-- Start of Data for the task --

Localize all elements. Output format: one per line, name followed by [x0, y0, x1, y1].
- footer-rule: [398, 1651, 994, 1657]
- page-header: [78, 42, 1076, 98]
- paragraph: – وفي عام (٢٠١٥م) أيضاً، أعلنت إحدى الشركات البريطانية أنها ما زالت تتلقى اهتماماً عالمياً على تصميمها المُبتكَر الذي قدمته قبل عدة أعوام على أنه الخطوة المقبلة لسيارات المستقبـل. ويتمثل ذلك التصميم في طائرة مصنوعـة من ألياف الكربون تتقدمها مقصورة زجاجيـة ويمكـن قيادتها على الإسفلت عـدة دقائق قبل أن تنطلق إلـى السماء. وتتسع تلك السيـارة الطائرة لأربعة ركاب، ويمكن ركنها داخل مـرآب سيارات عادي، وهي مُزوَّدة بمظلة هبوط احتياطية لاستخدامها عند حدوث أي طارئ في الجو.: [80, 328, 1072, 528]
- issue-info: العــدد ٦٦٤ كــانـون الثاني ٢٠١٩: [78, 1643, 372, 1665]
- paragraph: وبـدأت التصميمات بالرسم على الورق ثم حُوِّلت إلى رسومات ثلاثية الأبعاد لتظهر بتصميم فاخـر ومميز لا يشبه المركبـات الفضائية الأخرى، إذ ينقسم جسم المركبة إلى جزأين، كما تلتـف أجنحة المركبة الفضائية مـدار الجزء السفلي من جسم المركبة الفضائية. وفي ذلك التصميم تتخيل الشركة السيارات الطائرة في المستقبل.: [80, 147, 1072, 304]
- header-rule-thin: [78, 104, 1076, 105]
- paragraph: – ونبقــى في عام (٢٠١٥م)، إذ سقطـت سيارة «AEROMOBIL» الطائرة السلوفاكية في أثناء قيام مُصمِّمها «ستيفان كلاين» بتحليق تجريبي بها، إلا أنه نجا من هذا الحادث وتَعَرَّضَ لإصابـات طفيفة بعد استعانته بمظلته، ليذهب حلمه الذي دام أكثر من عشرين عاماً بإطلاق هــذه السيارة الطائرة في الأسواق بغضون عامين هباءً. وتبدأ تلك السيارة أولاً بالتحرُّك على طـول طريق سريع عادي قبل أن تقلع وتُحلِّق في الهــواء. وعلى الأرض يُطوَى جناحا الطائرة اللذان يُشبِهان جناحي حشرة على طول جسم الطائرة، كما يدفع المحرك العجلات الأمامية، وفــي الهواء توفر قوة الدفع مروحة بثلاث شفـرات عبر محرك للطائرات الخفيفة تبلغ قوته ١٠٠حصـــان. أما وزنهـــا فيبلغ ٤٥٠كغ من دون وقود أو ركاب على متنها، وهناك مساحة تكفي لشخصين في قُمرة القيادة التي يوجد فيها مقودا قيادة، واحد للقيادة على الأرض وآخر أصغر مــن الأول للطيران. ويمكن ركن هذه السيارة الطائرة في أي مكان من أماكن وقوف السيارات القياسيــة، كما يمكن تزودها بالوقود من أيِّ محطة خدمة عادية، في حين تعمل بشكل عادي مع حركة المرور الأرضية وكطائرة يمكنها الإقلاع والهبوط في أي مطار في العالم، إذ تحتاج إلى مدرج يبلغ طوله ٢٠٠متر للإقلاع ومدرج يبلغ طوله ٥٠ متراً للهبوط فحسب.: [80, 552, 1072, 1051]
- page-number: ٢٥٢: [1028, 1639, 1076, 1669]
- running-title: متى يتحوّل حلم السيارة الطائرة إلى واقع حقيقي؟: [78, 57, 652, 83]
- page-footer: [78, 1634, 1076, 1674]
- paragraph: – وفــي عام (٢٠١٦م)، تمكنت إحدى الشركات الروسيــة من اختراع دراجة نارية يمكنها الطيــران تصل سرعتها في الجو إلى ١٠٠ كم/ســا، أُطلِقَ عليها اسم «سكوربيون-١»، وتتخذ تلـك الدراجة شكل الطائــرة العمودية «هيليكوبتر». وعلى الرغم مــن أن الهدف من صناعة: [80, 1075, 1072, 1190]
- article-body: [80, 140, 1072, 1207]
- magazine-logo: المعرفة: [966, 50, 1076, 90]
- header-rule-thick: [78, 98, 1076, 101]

-- End of Data for the task --

The task
Please give the lines above as a Markdown table with the columns Row and Content, numbering each line in Row and omitting blank lines.

Worked solution
| Row | Content |
|---|---|
| 1 | Localize all elements. Output format: one per line, name followed by [x0, y0, x1, y1]. |
| 2 | - footer-rule: [398, 1651, 994, 1657] |
| 3 | - page-header: [78, 42, 1076, 98] |
| 4 | - paragraph: – وفي عام (٢٠١٥م) أيضاً، أعلنت إحدى الشركات البريطانية أنها ما زالت تتلقى اهتماماً عالمياً على تصميمها المُبتكَر الذي قدمته قبل عدة أعوام على أنه الخطوة المقبلة لسيارات المستقبـل. ويتمثل ذلك التصميم في طائرة مصنوعـة من ألياف الكربون تتقدمها مقصورة زجاجيـة ويمكـن قيادتها على الإسفلت عـدة دقائق قبل أن تنطلق إلـى السماء. وتتسع تلك السيـارة الطائرة لأربعة ركاب، ويمكن ركنها داخل مـرآب سيارات عادي، وهي مُزوَّدة بمظلة هبوط احتياطية لاستخدامها عند حدوث أي طارئ في الجو.: [80, 328, 1072, 528] |
| 5 | - issue-info: العــدد ٦٦٤ كــانـون الثاني ٢٠١٩: [78, 1643, 372, 1665] |
| 6 | - paragraph: وبـدأت التصميمات بالرسم على الورق ثم حُوِّلت إلى رسومات ثلاثية الأبعاد لتظهر بتصميم فاخـر ومميز لا يشبه المركبـات الفضائية الأخرى، إذ ينقسم جسم المركبة إلى جزأين، كما تلتـف أجنحة المركبة الفضائية مـدار الجزء السفلي من جسم المركبة الفضائية. وفي ذلك التصميم تتخيل الشركة السيارات الطائرة في المستقبل.: [80, 147, 1072, 304] |
| 7 | - header-rule-thin: [78, 104, 1076, 105] |
| 8 | - paragraph: – ونبقــى في عام (٢٠١٥م)، إذ سقطـت سيارة «AEROMOBIL» الطائرة السلوفاكية في أثناء قيام مُصمِّمها «ستيفان كلاين» بتحليق تجريبي بها، إلا أنه نجا من هذا الحادث وتَعَرَّضَ لإصابـات طفيفة بعد استعانته بمظلته، ليذهب حلمه الذي دام أكثر من عشرين عاماً بإطلاق هــذه السيارة الطائرة في الأسواق بغضون عامين هباءً. وتبدأ تلك السيارة أولاً بالتحرُّك على طـول طريق سريع عادي قبل أن تقلع وتُحلِّق في الهــواء. وعلى الأرض يُطوَى جناحا الطائرة اللذان يُشبِهان جناحي حشرة على طول جسم الطائرة، كما يدفع المحرك العجلات الأمامية، وفــي الهواء توفر قوة الدفع مروحة بثلاث شفـرات عبر محرك للطائرات الخفيفة تبلغ قوته ١٠٠حصـــان. أما وزنهـــا فيبلغ ٤٥٠كغ من دون وقود أو ركاب على متنها، وهناك مساحة تكفي لشخصين في قُمرة القيادة التي يوجد فيها مقودا قيادة، واحد للقيادة على الأرض وآخر أصغر مــن الأول للطيران. ويمكن ركن هذه السيارة الطائرة في أي مكان من أماكن وقوف السيارات القياسيــة، كما يمكن تزودها بالوقود من أيِّ محطة خدمة عادية، في حين تعمل بشكل عادي مع حركة المرور الأرضية وكطائرة يمكنها الإقلاع والهبوط في أي مطار في العالم، إذ تحتاج إلى مدرج يبلغ طوله ٢٠٠متر للإقلاع ومدرج يبلغ طوله ٥٠ متراً للهبوط فحسب.: [80, 552, 1072, 1051] |
| 9 | - page-number: ٢٥٢: [1028, 1639, 1076, 1669] |
| 10 | - running-title: متى يتحوّل حلم السيارة الطائرة إلى واقع حقيقي؟: [78, 57, 652, 83] |
| 11 | - page-footer: [78, 1634, 1076, 1674] |
| 12 | - paragraph: – وفــي عام (٢٠١٦م)، تمكنت إحدى الشركات الروسيــة من اختراع دراجة نارية يمكنها الطيــران تصل سرعتها في الجو إلى ١٠٠ كم/ســا، أُطلِقَ عليها اسم «سكوربيون-١»، وتتخذ تلـك الدراجة شكل الطائــرة العمودية «هيليكوبتر». وعلى الرغم مــن أن الهدف من صناعة: [80, 1075, 1072, 1190] |
| 13 | - article-body: [80, 140, 1072, 1207] |
| 14 | - magazine-logo: المعرفة: [966, 50, 1076, 90] |
| 15 | - header-rule-thick: [78, 98, 1076, 101] |